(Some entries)

□ □ □ □ □ □ □

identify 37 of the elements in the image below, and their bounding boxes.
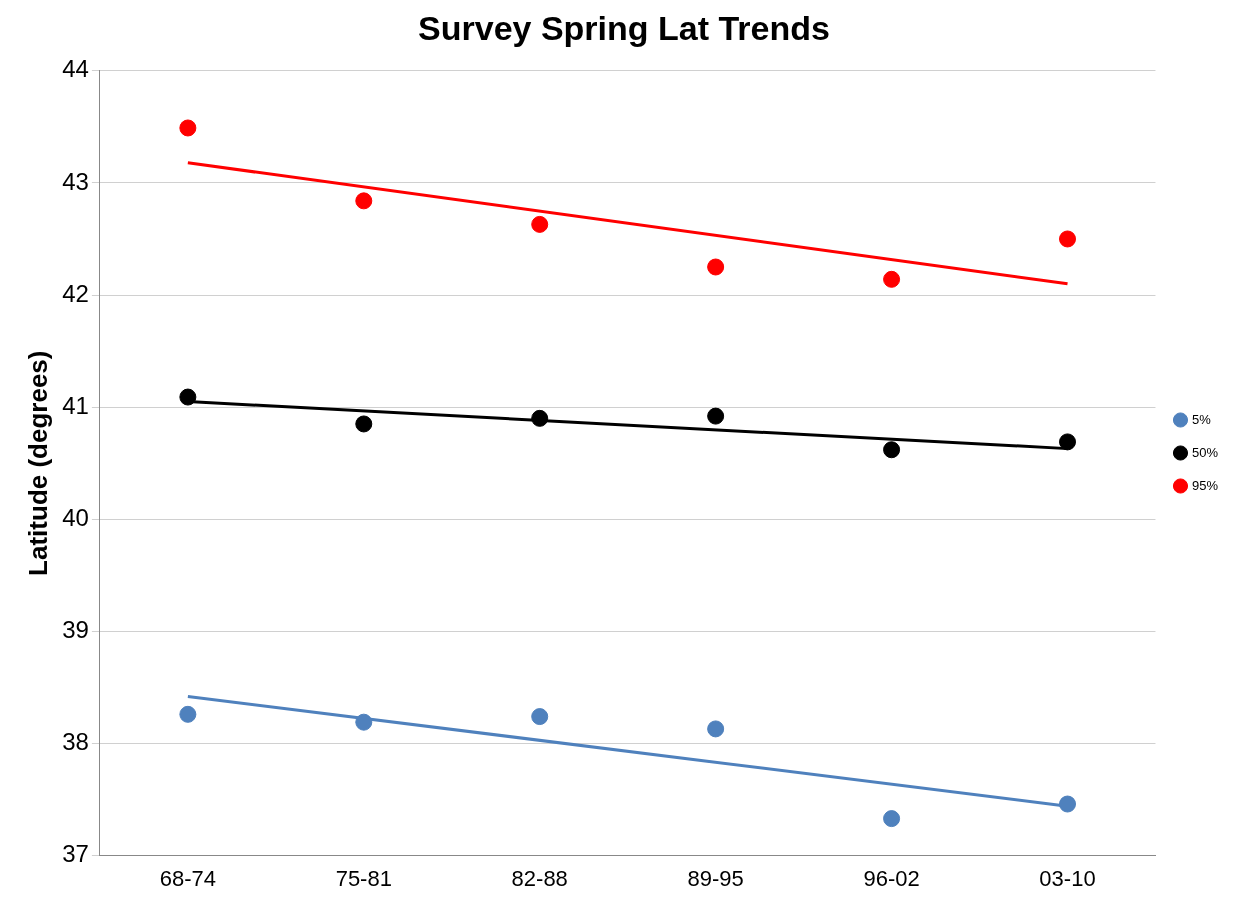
point [883,441,901,459]
point [1059,230,1077,248]
point [531,215,549,233]
legend-label: 50% [1191,444,1219,460]
y-tick-label: 44 [62,55,89,83]
y-tick-label: 39 [62,616,89,643]
x-tick-label: 96-02 [863,865,920,891]
y-tick-label: 40 [62,503,89,531]
point [883,810,901,828]
point [355,713,373,731]
y-tick-label: 41 [62,391,89,419]
point [707,720,725,738]
legend-label: 5% [1191,411,1212,427]
point [355,415,373,433]
y-tick-label: 43 [62,167,89,195]
point [531,708,549,726]
x-tick-label: 89-95 [687,865,744,891]
y-axis-title: Latitude (degrees) [22,350,53,576]
point [1059,795,1077,813]
y-tick-label: 37 [62,840,89,868]
point [883,270,901,288]
point [179,705,197,723]
point [707,258,725,276]
point [179,119,197,137]
point [1059,433,1077,451]
point [355,192,373,210]
point [531,409,549,427]
chart-title: Survey Spring Lat Trends [418,8,830,47]
legend-label: 95% [1191,477,1219,493]
x-tick-label: 82-88 [511,865,568,891]
y-tick-label: 42 [62,279,89,307]
y-tick-label: 38 [62,728,89,756]
point [179,388,197,406]
x-tick-label: 68-74 [159,865,216,891]
x-tick-label: 03-10 [1039,865,1096,891]
point [707,407,725,425]
x-tick-label: 75-81 [335,865,392,891]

□ □ □ □ □ □ □

**YOUR GOAL**
Retype every line of the entries above word for word, omitting the pictures.

**ANSWER**
identify 37 of the elements in the image below, and their bounding boxes.
point [883,441,901,459]
point [1059,230,1077,248]
point [531,215,549,233]
legend-label: 50% [1191,444,1219,460]
y-tick-label: 44 [62,55,89,83]
y-tick-label: 39 [62,616,89,643]
x-tick-label: 96-02 [863,865,920,891]
y-tick-label: 40 [62,503,89,531]
point [883,810,901,828]
point [355,713,373,731]
y-tick-label: 41 [62,391,89,419]
point [707,720,725,738]
legend-label: 5% [1191,411,1212,427]
point [355,415,373,433]
y-tick-label: 43 [62,167,89,195]
point [531,708,549,726]
x-tick-label: 89-95 [687,865,744,891]
y-axis-title: Latitude (degrees) [22,350,53,576]
point [1059,795,1077,813]
y-tick-label: 37 [62,840,89,868]
point [883,270,901,288]
point [179,705,197,723]
point [707,258,725,276]
point [179,119,197,137]
point [1059,433,1077,451]
point [355,192,373,210]
point [531,409,549,427]
chart-title: Survey Spring Lat Trends [418,8,830,47]
legend-label: 95% [1191,477,1219,493]
x-tick-label: 82-88 [511,865,568,891]
y-tick-label: 42 [62,279,89,307]
y-tick-label: 38 [62,728,89,756]
point [179,388,197,406]
x-tick-label: 68-74 [159,865,216,891]
x-tick-label: 03-10 [1039,865,1096,891]
point [707,407,725,425]
x-tick-label: 75-81 [335,865,392,891]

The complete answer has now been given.